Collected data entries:
┏━━
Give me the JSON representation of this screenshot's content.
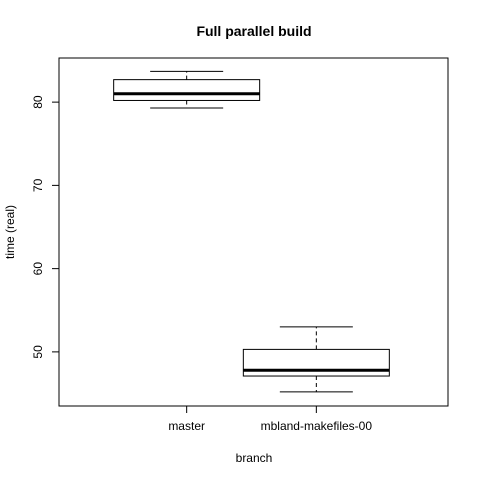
{
  "chart_data": {
    "type": "boxplot",
    "title": "Full parallel build",
    "xlabel": "branch",
    "ylabel": "time (real)",
    "categories": [
      "master",
      "mbland-makefiles-00"
    ],
    "boxes": [
      {
        "category": "master",
        "min": 79.3,
        "q1": 80.2,
        "median": 81.0,
        "q3": 82.7,
        "max": 83.7
      },
      {
        "category": "mbland-makefiles-00",
        "min": 45.2,
        "q1": 47.1,
        "median": 47.8,
        "q3": 50.3,
        "max": 53.0
      }
    ],
    "ylim": [
      43.5,
      85.3
    ],
    "yticks": [
      50,
      60,
      70,
      80
    ],
    "grid": false,
    "legend": "none"
  }
}
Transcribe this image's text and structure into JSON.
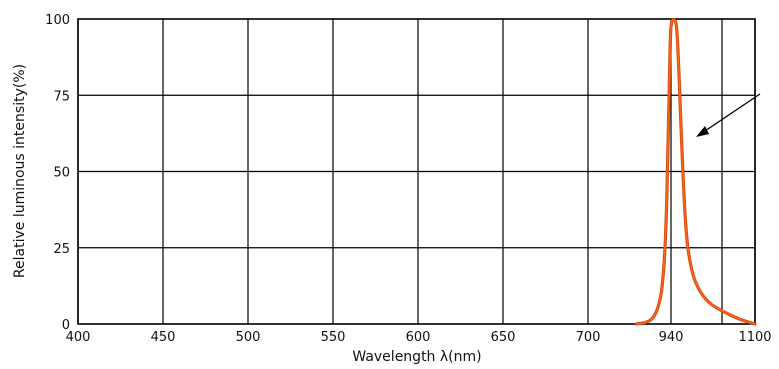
{
  "chart_data": {
    "type": "line",
    "title": "",
    "xlabel": "Wavelength  λ(nm)",
    "ylabel": "Relative luminous intensity(%)",
    "x_tick_labels": [
      "400",
      "450",
      "500",
      "550",
      "600",
      "650",
      "700",
      "940",
      "1100"
    ],
    "y_tick_labels": [
      "0",
      "25",
      "50",
      "75",
      "100"
    ],
    "ylim": [
      0,
      100
    ],
    "grid": true,
    "series": [
      {
        "color": "#e0561a",
        "points": [
          {
            "x": 840,
            "y": 0
          },
          {
            "x": 870,
            "y": 0.5
          },
          {
            "x": 890,
            "y": 2
          },
          {
            "x": 905,
            "y": 6
          },
          {
            "x": 915,
            "y": 12
          },
          {
            "x": 925,
            "y": 28
          },
          {
            "x": 932,
            "y": 60
          },
          {
            "x": 937,
            "y": 90
          },
          {
            "x": 940,
            "y": 99
          },
          {
            "x": 945,
            "y": 100
          },
          {
            "x": 950,
            "y": 99
          },
          {
            "x": 953,
            "y": 92
          },
          {
            "x": 960,
            "y": 60
          },
          {
            "x": 968,
            "y": 30
          },
          {
            "x": 978,
            "y": 18
          },
          {
            "x": 990,
            "y": 12
          },
          {
            "x": 1010,
            "y": 7
          },
          {
            "x": 1040,
            "y": 4
          },
          {
            "x": 1070,
            "y": 1.5
          },
          {
            "x": 1100,
            "y": 0
          }
        ]
      }
    ]
  }
}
┗━━
Omit pictures; set down the rest of the material word for word.

Answer to the problem –
Give me the JSON representation of this screenshot's content.
{
  "chart_data": {
    "type": "boxplot",
    "title": "Full parallel build",
    "xlabel": "branch",
    "ylabel": "time (real)",
    "categories": [
      "master",
      "mbland-makefiles-00"
    ],
    "boxes": [
      {
        "category": "master",
        "min": 79.3,
        "q1": 80.2,
        "median": 81.0,
        "q3": 82.7,
        "max": 83.7
      },
      {
        "category": "mbland-makefiles-00",
        "min": 45.2,
        "q1": 47.1,
        "median": 47.8,
        "q3": 50.3,
        "max": 53.0
      }
    ],
    "ylim": [
      43.5,
      85.3
    ],
    "yticks": [
      50,
      60,
      70,
      80
    ],
    "grid": false,
    "legend": "none"
  }
}
Transcribe this image's text and structure into JSON.
{
  "chart_data": {
    "type": "line",
    "title": "",
    "xlabel": "Wavelength  λ(nm)",
    "ylabel": "Relative luminous intensity(%)",
    "x_tick_labels": [
      "400",
      "450",
      "500",
      "550",
      "600",
      "650",
      "700",
      "940",
      "1100"
    ],
    "y_tick_labels": [
      "0",
      "25",
      "50",
      "75",
      "100"
    ],
    "ylim": [
      0,
      100
    ],
    "grid": true,
    "series": [
      {
        "color": "#e0561a",
        "points": [
          {
            "x": 840,
            "y": 0
          },
          {
            "x": 870,
            "y": 0.5
          },
          {
            "x": 890,
            "y": 2
          },
          {
            "x": 905,
            "y": 6
          },
          {
            "x": 915,
            "y": 12
          },
          {
            "x": 925,
            "y": 28
          },
          {
            "x": 932,
            "y": 60
          },
          {
            "x": 937,
            "y": 90
          },
          {
            "x": 940,
            "y": 99
          },
          {
            "x": 945,
            "y": 100
          },
          {
            "x": 950,
            "y": 99
          },
          {
            "x": 953,
            "y": 92
          },
          {
            "x": 960,
            "y": 60
          },
          {
            "x": 968,
            "y": 30
          },
          {
            "x": 978,
            "y": 18
          },
          {
            "x": 990,
            "y": 12
          },
          {
            "x": 1010,
            "y": 7
          },
          {
            "x": 1040,
            "y": 4
          },
          {
            "x": 1070,
            "y": 1.5
          },
          {
            "x": 1100,
            "y": 0
          }
        ]
      }
    ]
  }
}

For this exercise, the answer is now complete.